### WORK REQUIRED:
Pull out every line from the listing that has the word "title".

### EXTRACTED ENTRIES:

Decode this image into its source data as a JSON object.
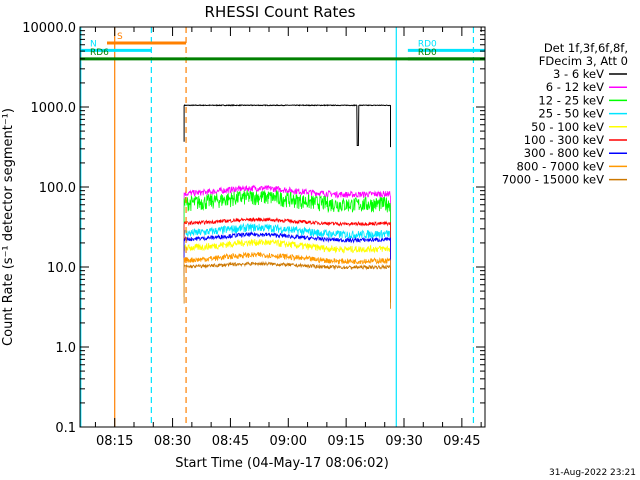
{
  "chart_data": {
    "type": "line",
    "title": "RHESSI Count Rates",
    "xlabel": "Start Time (04-May-17 08:06:02)",
    "ylabel": "Count Rate (s⁻¹ detector segment⁻¹)",
    "ylim": [
      0.1,
      10000.0
    ],
    "yscale": "log",
    "xlim_minutes": [
      6.0,
      111.0
    ],
    "y_ticks": [
      "0.1",
      "1.0",
      "10.0",
      "100.0",
      "1000.0",
      "10000.0"
    ],
    "x_ticks": [
      {
        "label": "08:15",
        "minutes": 15
      },
      {
        "label": "08:30",
        "minutes": 30
      },
      {
        "label": "08:45",
        "minutes": 45
      },
      {
        "label": "09:00",
        "minutes": 60
      },
      {
        "label": "09:15",
        "minutes": 75
      },
      {
        "label": "09:30",
        "minutes": 90
      },
      {
        "label": "09:45",
        "minutes": 105
      }
    ],
    "legend_header": [
      "Det 1f,3f,6f,8f,",
      "FDecim 3, Att 0"
    ],
    "legend_position": "right",
    "series": [
      {
        "name": "3 - 6 keV",
        "color": "#000000",
        "level": 1050,
        "noise": 0.01,
        "hump": 0.0
      },
      {
        "name": "6 - 12 keV",
        "color": "#ff00ff",
        "level": 82,
        "noise": 0.09,
        "hump": 0.18
      },
      {
        "name": "12 - 25 keV",
        "color": "#00ff00",
        "level": 62,
        "noise": 0.22,
        "hump": 0.22
      },
      {
        "name": "25 - 50 keV",
        "color": "#00e5ff",
        "level": 26,
        "noise": 0.12,
        "hump": 0.2
      },
      {
        "name": "50 - 100 keV",
        "color": "#ffff00",
        "level": 17,
        "noise": 0.1,
        "hump": 0.2
      },
      {
        "name": "100 - 300 keV",
        "color": "#ff0000",
        "level": 35,
        "noise": 0.05,
        "hump": 0.12
      },
      {
        "name": "300 - 800 keV",
        "color": "#0000ff",
        "level": 22,
        "noise": 0.06,
        "hump": 0.16
      },
      {
        "name": "800 - 7000 keV",
        "color": "#ff9900",
        "level": 12,
        "noise": 0.08,
        "hump": 0.18
      },
      {
        "name": "7000 - 15000 keV",
        "color": "#cc7700",
        "level": 10,
        "noise": 0.05,
        "hump": 0.1
      }
    ],
    "data_interval_minutes": [
      33.0,
      86.5
    ],
    "flags": [
      {
        "label": "S",
        "start": 13.0,
        "end": 33.5,
        "level": 6300,
        "color": "#ff8000"
      },
      {
        "label": "N",
        "start": 6.0,
        "end": 24.5,
        "level": 5100,
        "color": "#00e5ff"
      },
      {
        "label": "RD0",
        "start": 91.0,
        "end": 112.0,
        "level": 5100,
        "color": "#00e5ff"
      },
      {
        "label": "RD6",
        "start": 6.0,
        "end": 112.0,
        "level": 4000,
        "color": "#008000"
      },
      {
        "label": "RD0",
        "start": 91.0,
        "end": 112.0,
        "level": 4000,
        "color": "#008000"
      }
    ],
    "vertical_lines": [
      {
        "minutes": 15.0,
        "color": "#ff8000",
        "style": "solid"
      },
      {
        "minutes": 24.5,
        "color": "#00e5ff",
        "style": "dashed"
      },
      {
        "minutes": 33.5,
        "color": "#ff8000",
        "style": "dashed"
      },
      {
        "minutes": 6.2,
        "color": "#00e5ff",
        "style": "solid"
      },
      {
        "minutes": 88.0,
        "color": "#00e5ff",
        "style": "solid"
      },
      {
        "minutes": 108.0,
        "color": "#00e5ff",
        "style": "dashed"
      }
    ]
  },
  "footer": {
    "date": "31-Aug-2022 23:21"
  }
}
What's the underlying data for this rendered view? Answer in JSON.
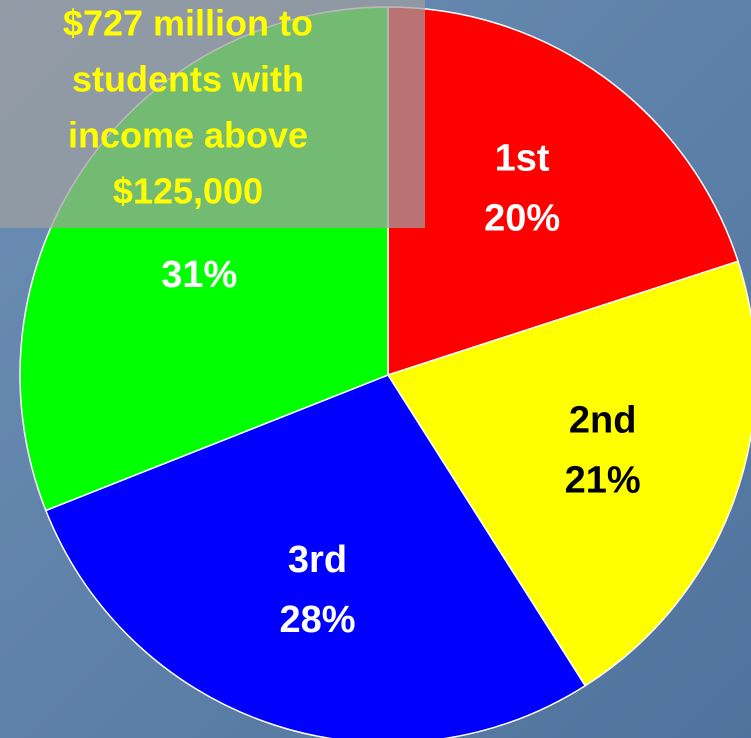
{
  "chart_data": {
    "type": "pie",
    "categories": [
      "1st",
      "2nd",
      "3rd",
      null
    ],
    "values": [
      20,
      21,
      28,
      31
    ],
    "value_labels": [
      "20%",
      "21%",
      "28%",
      "31%"
    ],
    "colors": [
      "#ff0000",
      "#ffff00",
      "#0000ff",
      "#00ff00"
    ],
    "label_colors": [
      "#ffffff",
      "#000000",
      "#ffffff",
      "#ffffff"
    ],
    "annotation": [
      "$727 million to",
      "students with",
      "income above",
      "$125,000"
    ]
  }
}
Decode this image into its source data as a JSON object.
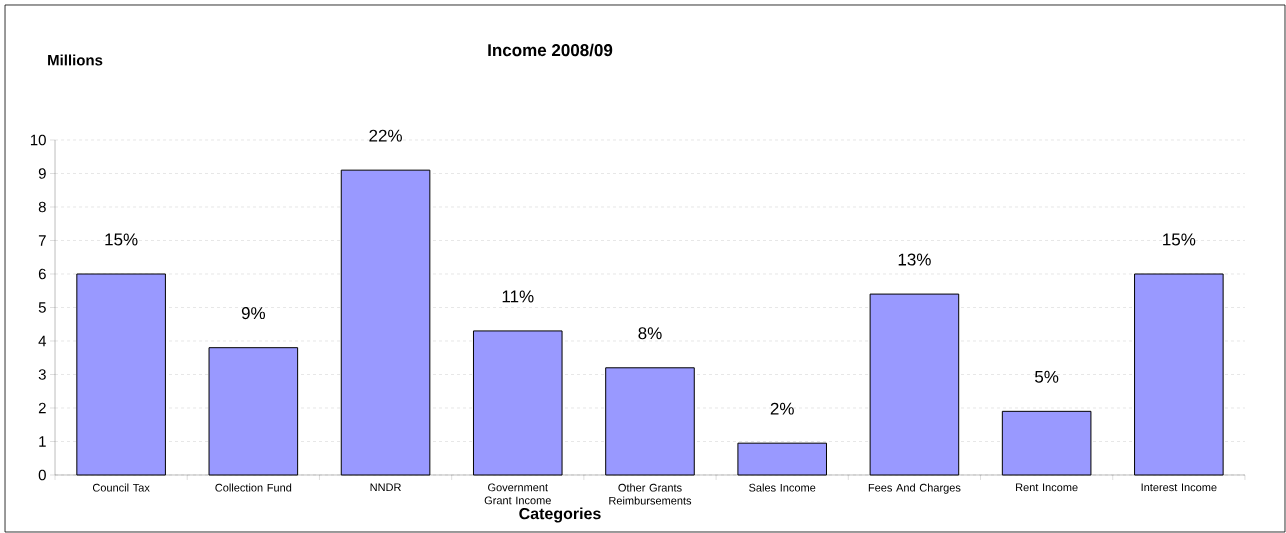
{
  "chart_data": {
    "type": "bar",
    "title": "Income 2008/09",
    "ylabel": "Millions",
    "xlabel": "Categories",
    "categories": [
      "Council Tax",
      "Collection Fund",
      "NNDR",
      "Government Grant Income",
      "Other Grants Reimbursements",
      "Sales Income",
      "Fees And Charges",
      "Rent Income",
      "Interest Income"
    ],
    "values": [
      6.0,
      3.8,
      9.1,
      4.3,
      3.2,
      0.95,
      5.4,
      1.9,
      6.0
    ],
    "annotations": [
      {
        "text": "15%",
        "x": "Council Tax",
        "y": 6.0
      },
      {
        "text": "9%",
        "x": "Collection Fund",
        "y": 3.8
      },
      {
        "text": "22%",
        "x": "NNDR",
        "y": 9.1
      },
      {
        "text": "11%",
        "x": "Government Grant Income",
        "y": 4.3
      },
      {
        "text": "8%",
        "x": "Other Grants Reimbursements",
        "y": 3.2
      },
      {
        "text": "2%",
        "x": "Sales Income",
        "y": 0.95
      },
      {
        "text": "13%",
        "x": "Fees And Charges",
        "y": 5.4
      },
      {
        "text": "5%",
        "x": "Rent Income",
        "y": 1.9
      },
      {
        "text": "15%",
        "x": "Interest Income",
        "y": 6.0
      }
    ],
    "color": "#9999ff",
    "ylim": [
      0,
      10
    ],
    "yticks": [
      0,
      1,
      2,
      3,
      4,
      5,
      6,
      7,
      8,
      9,
      10
    ],
    "grid": "y"
  }
}
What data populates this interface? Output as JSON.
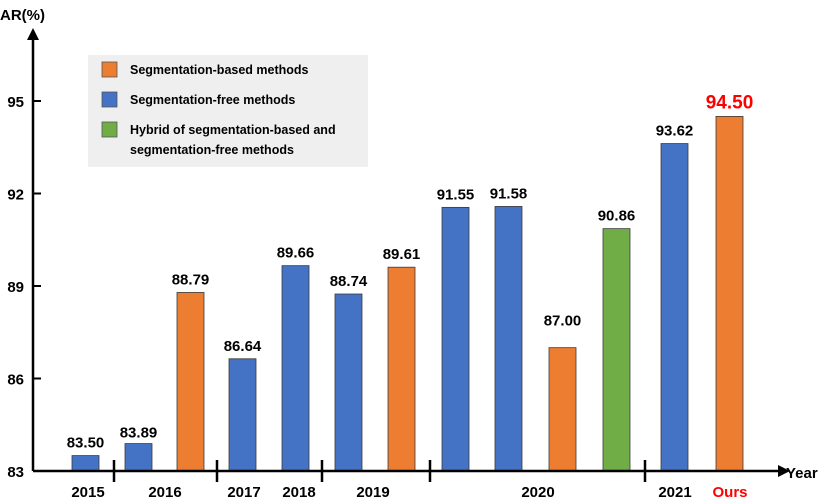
{
  "chart_data": {
    "type": "bar",
    "ylabel": "AR(%)",
    "xlabel": "Year",
    "ylim": [
      83,
      96.5
    ],
    "yticks": [
      83,
      86,
      89,
      92,
      95
    ],
    "legend": {
      "position": "top-left",
      "entries": [
        {
          "name": "Segmentation-based methods",
          "color": "#ED7D31"
        },
        {
          "name": "Segmentation-free methods",
          "color": "#4472C4"
        },
        {
          "name": "Hybrid of segmentation-based and segmentation-free methods",
          "color": "#70AD47",
          "lines": [
            "Hybrid of segmentation-based and",
            "segmentation-free methods"
          ]
        }
      ]
    },
    "bars": [
      {
        "value": 83.5,
        "label": "83.50",
        "kind": "free"
      },
      {
        "value": 83.89,
        "label": "83.89",
        "kind": "free"
      },
      {
        "value": 88.79,
        "label": "88.79",
        "kind": "based"
      },
      {
        "value": 86.64,
        "label": "86.64",
        "kind": "free"
      },
      {
        "value": 89.66,
        "label": "89.66",
        "kind": "free"
      },
      {
        "value": 88.74,
        "label": "88.74",
        "kind": "free"
      },
      {
        "value": 89.61,
        "label": "89.61",
        "kind": "based"
      },
      {
        "value": 91.55,
        "label": "91.55",
        "kind": "free"
      },
      {
        "value": 91.58,
        "label": "91.58",
        "kind": "free"
      },
      {
        "value": 87.0,
        "label": "87.00",
        "kind": "based"
      },
      {
        "value": 90.86,
        "label": "90.86",
        "kind": "hybrid"
      },
      {
        "value": 93.62,
        "label": "93.62",
        "kind": "free"
      },
      {
        "value": 94.5,
        "label": "94.50",
        "kind": "based",
        "highlight": true
      }
    ],
    "year_groups": [
      {
        "label": "2015",
        "bars": [
          0
        ]
      },
      {
        "label": "2016",
        "bars": [
          1,
          2
        ]
      },
      {
        "label": "2017",
        "bars": [
          3
        ]
      },
      {
        "label": "2018",
        "bars": [
          4
        ]
      },
      {
        "label": "2019",
        "bars": [
          5,
          6
        ]
      },
      {
        "label": "2020",
        "bars": [
          7,
          8,
          9,
          10
        ]
      },
      {
        "label": "2021",
        "bars": [
          11
        ]
      },
      {
        "label": "Ours",
        "bars": [
          12
        ],
        "highlight": true
      }
    ],
    "colors": {
      "based": "#ED7D31",
      "free": "#4472C4",
      "hybrid": "#70AD47",
      "highlight_text": "#FF0000",
      "legend_bg": "#EFEFEF"
    }
  }
}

### ANSWER TO THIS PROBLEM:
    "title": "RHESSI Count Rates",
    "title": "Income 2008/09",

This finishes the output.